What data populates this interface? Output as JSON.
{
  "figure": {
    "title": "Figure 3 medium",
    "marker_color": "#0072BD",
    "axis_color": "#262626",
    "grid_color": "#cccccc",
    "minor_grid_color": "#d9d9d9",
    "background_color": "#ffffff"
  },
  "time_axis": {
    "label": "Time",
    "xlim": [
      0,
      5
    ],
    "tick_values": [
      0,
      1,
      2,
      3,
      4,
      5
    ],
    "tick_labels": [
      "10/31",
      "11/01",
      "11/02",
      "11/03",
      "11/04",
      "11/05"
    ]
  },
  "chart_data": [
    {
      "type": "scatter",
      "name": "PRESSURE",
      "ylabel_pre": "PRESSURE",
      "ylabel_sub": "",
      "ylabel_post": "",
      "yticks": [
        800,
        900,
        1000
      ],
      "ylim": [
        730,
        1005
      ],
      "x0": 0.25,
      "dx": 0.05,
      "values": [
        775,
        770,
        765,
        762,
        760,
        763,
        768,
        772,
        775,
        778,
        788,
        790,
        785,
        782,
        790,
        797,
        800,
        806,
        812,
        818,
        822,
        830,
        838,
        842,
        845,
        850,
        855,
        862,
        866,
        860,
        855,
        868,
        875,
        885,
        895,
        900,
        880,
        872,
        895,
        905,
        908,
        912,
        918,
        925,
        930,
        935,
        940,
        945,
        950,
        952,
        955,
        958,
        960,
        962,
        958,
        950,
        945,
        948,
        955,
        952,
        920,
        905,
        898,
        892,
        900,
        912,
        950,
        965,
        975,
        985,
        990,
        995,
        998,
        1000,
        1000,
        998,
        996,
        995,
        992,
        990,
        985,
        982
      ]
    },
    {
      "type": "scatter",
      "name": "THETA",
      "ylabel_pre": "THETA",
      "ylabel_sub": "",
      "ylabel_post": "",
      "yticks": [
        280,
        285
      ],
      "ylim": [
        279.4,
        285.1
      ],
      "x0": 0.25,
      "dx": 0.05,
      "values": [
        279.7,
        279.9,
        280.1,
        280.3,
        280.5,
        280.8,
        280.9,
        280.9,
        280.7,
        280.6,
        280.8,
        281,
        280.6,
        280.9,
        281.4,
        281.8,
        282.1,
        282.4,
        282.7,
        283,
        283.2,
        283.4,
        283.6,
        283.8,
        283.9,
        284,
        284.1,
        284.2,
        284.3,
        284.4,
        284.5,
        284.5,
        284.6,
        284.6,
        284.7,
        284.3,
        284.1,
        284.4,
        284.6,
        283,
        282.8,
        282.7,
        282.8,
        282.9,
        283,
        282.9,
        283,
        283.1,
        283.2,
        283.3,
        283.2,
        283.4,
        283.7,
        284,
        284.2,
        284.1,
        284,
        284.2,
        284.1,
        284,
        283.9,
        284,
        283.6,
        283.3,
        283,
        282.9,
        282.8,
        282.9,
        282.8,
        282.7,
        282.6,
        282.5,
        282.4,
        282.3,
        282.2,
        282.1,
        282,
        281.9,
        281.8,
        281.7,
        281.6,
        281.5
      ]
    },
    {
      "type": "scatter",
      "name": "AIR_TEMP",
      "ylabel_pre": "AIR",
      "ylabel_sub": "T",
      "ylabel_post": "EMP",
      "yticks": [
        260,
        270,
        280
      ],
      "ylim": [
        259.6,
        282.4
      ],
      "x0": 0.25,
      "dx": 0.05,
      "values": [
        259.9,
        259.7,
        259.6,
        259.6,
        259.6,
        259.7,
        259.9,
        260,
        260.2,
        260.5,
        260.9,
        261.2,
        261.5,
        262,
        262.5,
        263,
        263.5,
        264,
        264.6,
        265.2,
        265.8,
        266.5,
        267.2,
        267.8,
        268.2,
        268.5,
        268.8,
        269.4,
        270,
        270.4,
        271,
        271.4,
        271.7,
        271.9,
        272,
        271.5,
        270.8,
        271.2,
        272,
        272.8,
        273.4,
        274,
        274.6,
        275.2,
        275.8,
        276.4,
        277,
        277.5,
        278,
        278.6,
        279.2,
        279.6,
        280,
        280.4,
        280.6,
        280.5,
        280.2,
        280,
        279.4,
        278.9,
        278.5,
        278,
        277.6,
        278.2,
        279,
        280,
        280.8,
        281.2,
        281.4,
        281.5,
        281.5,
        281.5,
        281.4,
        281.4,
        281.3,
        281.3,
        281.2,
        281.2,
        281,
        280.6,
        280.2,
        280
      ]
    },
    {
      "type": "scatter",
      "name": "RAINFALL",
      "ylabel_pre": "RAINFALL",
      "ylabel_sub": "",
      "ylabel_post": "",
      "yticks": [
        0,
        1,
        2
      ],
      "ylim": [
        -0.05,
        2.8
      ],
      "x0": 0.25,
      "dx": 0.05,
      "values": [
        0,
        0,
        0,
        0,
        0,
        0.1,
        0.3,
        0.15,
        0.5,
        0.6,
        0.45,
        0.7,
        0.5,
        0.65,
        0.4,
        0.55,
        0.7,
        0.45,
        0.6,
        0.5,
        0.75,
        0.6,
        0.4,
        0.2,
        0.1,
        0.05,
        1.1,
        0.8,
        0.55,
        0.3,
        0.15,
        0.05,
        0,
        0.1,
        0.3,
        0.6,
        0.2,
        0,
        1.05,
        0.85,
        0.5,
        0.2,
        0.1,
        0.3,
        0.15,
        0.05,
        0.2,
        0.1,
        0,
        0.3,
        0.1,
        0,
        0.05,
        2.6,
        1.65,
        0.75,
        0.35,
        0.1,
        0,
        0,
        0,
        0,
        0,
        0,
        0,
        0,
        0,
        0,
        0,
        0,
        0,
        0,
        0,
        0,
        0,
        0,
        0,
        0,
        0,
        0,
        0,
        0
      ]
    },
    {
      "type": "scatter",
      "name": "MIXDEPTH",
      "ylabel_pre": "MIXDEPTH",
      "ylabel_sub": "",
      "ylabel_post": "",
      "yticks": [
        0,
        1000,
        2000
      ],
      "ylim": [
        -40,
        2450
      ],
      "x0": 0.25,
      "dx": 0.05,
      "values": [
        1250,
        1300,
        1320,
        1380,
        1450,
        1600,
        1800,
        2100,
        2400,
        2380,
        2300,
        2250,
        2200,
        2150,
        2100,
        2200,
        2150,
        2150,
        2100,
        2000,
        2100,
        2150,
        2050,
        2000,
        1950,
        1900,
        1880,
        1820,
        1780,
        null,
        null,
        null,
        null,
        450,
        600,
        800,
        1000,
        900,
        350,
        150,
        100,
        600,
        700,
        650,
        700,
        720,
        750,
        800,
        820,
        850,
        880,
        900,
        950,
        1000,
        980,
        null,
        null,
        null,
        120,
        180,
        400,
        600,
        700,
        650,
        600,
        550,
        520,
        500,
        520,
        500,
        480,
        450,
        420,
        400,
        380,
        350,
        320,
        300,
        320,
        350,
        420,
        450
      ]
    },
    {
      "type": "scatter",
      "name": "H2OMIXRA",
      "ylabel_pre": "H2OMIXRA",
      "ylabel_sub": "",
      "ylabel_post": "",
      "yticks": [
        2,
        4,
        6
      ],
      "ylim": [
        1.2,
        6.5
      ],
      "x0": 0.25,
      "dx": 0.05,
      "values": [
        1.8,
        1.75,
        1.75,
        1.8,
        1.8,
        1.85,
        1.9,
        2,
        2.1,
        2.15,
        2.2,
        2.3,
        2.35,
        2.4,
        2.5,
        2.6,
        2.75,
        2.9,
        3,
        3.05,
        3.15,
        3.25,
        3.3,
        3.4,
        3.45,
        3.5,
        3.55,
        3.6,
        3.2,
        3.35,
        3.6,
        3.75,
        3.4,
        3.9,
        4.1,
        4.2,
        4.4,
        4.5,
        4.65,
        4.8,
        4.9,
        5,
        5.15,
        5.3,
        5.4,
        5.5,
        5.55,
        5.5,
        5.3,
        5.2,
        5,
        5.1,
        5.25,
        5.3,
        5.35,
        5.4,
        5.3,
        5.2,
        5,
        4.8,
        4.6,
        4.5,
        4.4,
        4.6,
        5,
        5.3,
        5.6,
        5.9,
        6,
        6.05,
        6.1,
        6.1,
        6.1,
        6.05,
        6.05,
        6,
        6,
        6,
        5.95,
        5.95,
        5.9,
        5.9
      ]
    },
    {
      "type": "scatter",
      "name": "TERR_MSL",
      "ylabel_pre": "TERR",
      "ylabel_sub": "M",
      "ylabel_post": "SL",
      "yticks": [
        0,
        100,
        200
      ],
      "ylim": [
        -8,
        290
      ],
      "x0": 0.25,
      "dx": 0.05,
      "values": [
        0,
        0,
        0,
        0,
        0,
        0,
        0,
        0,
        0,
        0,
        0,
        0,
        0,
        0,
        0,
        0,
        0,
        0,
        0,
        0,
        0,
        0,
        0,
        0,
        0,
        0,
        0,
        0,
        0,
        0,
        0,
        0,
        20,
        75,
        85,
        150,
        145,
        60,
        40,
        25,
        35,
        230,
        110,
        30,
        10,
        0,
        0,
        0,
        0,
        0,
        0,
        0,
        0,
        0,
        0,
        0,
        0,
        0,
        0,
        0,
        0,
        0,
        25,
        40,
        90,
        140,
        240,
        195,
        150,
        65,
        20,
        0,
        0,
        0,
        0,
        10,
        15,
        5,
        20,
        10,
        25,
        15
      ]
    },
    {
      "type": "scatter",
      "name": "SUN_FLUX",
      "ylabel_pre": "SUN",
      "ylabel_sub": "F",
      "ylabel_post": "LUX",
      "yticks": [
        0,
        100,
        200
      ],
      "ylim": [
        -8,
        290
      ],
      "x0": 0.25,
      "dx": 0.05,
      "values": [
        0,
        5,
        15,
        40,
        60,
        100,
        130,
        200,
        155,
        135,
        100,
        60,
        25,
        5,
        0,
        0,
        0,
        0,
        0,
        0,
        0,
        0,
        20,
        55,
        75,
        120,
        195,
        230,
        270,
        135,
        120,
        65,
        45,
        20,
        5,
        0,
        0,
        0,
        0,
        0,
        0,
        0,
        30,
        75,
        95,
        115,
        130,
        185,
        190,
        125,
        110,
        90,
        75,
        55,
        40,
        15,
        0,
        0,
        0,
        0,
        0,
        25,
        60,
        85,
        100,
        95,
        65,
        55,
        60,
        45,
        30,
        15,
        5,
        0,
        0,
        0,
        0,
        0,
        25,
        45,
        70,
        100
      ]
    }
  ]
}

■ TASK DESCRIPTION
Write out every line of the preceding listing that contains "name".

■ WRITTEN ANSWER
      "name": "PRESSURE",
      "name": "THETA",
      "name": "AIR_TEMP",
      "name": "RAINFALL",
      "name": "MIXDEPTH",
      "name": "H2OMIXRA",
      "name": "TERR_MSL",
      "name": "SUN_FLUX",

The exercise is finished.